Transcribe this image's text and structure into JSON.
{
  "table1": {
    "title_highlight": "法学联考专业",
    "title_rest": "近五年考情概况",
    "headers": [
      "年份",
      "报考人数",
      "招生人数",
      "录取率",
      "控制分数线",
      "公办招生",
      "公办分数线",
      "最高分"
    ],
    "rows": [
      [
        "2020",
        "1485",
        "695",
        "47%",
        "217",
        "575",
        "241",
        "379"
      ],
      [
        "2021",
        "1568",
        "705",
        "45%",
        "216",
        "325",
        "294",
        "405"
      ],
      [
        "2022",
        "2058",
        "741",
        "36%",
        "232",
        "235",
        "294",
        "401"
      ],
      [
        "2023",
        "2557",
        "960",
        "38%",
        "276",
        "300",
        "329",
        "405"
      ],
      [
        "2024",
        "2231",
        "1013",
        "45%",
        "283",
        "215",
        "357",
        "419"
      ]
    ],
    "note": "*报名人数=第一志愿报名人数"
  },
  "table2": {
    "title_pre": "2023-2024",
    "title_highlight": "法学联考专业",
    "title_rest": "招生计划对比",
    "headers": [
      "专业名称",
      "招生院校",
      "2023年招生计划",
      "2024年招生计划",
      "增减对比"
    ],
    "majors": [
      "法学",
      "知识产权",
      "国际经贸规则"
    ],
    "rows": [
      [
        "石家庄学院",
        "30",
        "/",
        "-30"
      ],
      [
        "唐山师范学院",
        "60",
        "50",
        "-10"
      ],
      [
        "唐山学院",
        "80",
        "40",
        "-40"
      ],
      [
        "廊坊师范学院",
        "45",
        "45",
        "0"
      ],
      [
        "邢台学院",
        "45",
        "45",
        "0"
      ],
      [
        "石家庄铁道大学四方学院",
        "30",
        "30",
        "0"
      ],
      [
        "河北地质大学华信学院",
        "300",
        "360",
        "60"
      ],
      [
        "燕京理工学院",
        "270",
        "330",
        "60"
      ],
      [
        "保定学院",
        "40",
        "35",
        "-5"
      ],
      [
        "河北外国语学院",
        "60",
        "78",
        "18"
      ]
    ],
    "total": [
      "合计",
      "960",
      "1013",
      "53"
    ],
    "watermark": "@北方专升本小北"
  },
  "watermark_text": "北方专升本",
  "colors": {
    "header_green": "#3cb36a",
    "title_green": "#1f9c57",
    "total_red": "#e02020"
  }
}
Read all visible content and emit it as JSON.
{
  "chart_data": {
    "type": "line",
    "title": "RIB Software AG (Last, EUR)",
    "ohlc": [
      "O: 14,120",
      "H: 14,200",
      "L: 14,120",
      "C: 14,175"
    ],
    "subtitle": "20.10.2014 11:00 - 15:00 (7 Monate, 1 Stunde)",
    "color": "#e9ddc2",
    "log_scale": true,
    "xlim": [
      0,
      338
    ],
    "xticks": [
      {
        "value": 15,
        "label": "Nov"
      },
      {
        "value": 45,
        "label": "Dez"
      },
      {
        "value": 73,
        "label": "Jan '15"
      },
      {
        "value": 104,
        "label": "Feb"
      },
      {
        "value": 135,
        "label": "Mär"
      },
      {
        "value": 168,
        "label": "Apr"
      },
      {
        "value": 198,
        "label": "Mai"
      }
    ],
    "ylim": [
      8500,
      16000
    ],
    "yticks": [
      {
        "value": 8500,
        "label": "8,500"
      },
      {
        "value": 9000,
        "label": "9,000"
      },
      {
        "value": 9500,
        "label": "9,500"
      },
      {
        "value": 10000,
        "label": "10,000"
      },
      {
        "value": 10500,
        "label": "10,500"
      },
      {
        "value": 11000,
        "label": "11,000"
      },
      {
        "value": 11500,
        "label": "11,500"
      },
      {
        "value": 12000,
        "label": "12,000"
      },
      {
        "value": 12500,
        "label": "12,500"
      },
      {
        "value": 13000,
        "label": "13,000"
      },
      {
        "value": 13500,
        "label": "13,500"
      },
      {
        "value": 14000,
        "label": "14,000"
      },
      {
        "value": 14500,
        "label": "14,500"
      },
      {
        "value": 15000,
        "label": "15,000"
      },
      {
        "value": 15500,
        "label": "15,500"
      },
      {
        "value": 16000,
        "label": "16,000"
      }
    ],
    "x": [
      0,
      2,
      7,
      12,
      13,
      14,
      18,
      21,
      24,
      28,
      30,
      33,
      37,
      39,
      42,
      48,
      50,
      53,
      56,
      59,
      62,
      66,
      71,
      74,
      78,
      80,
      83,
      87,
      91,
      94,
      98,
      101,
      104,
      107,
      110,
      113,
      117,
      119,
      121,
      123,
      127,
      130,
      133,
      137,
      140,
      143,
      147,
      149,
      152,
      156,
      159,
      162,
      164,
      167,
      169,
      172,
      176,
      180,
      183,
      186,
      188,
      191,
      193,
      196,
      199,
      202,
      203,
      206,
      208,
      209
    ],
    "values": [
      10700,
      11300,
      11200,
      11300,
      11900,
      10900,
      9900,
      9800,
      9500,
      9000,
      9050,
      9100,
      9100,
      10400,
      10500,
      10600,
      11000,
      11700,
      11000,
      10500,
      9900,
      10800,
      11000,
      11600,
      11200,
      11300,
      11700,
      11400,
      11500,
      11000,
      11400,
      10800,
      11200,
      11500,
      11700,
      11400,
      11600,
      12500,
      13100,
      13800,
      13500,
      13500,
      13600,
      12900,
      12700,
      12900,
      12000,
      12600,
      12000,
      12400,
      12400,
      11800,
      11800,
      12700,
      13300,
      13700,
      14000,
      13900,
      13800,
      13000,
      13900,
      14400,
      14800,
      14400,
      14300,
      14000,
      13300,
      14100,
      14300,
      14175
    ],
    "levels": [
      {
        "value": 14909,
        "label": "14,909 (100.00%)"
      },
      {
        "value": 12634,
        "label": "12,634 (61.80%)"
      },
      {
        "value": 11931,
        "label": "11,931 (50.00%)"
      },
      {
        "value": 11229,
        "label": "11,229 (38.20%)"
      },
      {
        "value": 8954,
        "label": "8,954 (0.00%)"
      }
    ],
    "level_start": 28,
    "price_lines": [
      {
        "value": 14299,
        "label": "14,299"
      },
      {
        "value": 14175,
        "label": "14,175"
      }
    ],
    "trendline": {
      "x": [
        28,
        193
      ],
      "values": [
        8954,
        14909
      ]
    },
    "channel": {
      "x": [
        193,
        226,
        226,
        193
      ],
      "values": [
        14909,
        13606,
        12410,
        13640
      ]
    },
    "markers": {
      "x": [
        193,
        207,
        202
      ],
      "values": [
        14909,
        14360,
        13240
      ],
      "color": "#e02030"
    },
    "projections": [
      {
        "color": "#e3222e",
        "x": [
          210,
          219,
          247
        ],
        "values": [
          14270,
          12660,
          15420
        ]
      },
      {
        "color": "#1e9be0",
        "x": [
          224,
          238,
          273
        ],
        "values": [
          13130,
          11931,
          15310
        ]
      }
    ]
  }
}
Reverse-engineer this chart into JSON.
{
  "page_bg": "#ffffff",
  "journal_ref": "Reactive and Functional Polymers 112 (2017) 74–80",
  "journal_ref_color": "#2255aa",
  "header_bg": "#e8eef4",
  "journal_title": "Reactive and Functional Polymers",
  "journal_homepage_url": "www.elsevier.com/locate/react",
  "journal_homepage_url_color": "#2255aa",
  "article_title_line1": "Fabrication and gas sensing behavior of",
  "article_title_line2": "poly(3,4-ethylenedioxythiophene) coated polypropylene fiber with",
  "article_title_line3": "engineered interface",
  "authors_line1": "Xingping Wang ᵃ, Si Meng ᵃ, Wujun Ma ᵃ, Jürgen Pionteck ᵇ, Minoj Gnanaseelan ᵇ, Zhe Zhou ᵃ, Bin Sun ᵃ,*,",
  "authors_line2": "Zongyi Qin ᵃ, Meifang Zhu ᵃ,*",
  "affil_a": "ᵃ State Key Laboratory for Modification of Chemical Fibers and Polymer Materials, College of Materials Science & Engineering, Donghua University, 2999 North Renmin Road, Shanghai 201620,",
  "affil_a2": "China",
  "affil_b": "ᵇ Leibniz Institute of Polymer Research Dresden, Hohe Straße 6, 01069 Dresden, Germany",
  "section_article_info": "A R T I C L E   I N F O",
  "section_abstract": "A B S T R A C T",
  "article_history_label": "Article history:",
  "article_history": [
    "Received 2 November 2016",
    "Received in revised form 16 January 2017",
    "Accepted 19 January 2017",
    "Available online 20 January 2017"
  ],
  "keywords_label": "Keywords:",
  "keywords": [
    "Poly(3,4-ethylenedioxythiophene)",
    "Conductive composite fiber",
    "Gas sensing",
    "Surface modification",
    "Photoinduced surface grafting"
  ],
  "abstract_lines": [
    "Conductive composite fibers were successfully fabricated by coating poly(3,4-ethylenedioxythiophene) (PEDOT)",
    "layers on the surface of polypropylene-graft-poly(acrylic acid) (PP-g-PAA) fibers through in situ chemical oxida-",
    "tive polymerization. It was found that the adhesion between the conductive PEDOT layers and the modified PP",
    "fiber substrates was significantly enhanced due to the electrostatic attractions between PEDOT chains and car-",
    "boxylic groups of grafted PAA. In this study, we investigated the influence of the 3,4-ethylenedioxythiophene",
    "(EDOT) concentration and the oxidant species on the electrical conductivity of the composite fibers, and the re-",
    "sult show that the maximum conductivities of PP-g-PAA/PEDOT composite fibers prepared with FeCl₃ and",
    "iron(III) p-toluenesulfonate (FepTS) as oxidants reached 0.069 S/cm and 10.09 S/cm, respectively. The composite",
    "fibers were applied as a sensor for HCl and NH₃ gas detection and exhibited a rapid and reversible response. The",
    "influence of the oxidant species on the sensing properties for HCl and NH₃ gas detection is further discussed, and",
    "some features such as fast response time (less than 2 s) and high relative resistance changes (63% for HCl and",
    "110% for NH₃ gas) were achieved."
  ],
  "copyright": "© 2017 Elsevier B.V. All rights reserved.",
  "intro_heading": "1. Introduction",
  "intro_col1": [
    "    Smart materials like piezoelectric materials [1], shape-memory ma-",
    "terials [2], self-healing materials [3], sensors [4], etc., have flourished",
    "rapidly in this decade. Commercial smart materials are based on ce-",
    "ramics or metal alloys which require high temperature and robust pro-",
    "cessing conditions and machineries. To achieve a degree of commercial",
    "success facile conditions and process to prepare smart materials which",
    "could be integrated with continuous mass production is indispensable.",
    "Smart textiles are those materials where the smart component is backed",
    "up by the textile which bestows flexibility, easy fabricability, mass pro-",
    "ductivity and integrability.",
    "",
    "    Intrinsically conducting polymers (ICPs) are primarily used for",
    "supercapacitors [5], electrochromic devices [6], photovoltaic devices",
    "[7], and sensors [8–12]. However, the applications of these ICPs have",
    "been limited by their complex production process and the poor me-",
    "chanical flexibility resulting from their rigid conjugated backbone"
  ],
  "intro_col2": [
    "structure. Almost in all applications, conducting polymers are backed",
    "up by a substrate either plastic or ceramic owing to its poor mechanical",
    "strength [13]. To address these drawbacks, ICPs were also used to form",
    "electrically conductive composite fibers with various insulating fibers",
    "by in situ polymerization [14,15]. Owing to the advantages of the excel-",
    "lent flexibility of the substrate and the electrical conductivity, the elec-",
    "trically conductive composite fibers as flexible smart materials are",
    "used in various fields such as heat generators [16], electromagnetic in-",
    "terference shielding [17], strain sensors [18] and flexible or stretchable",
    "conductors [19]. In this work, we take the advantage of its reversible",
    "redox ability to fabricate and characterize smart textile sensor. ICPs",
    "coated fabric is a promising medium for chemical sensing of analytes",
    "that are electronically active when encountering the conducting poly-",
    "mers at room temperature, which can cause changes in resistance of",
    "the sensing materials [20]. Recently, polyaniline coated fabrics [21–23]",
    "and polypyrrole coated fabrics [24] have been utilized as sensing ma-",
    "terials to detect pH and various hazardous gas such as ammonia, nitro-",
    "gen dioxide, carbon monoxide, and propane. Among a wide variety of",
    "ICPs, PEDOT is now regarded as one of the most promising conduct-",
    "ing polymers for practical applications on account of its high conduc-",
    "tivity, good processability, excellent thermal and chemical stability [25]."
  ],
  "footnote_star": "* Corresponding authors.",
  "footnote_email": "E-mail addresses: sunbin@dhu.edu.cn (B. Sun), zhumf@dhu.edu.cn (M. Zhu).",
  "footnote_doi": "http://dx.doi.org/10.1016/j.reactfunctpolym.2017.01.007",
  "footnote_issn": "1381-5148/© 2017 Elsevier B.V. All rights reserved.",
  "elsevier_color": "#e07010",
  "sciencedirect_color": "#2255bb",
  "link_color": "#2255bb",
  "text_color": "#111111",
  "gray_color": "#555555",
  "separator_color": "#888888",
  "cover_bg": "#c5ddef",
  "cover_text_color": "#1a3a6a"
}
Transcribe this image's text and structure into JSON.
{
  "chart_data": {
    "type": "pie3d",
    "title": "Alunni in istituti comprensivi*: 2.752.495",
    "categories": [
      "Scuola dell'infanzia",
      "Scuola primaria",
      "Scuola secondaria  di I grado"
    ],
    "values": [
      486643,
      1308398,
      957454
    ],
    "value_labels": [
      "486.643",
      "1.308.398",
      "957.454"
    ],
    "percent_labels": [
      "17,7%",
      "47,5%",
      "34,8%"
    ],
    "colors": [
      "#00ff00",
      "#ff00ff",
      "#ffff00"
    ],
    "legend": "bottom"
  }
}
════
# [REQUIREMENT]
Using the records above, list each line that includes "Reactive".

# [COMPLETE RESPONSE]
  "journal_ref": "Reactive and Functional Polymers 112 (2017) 74–80",
  "journal_title": "Reactive and Functional Polymers",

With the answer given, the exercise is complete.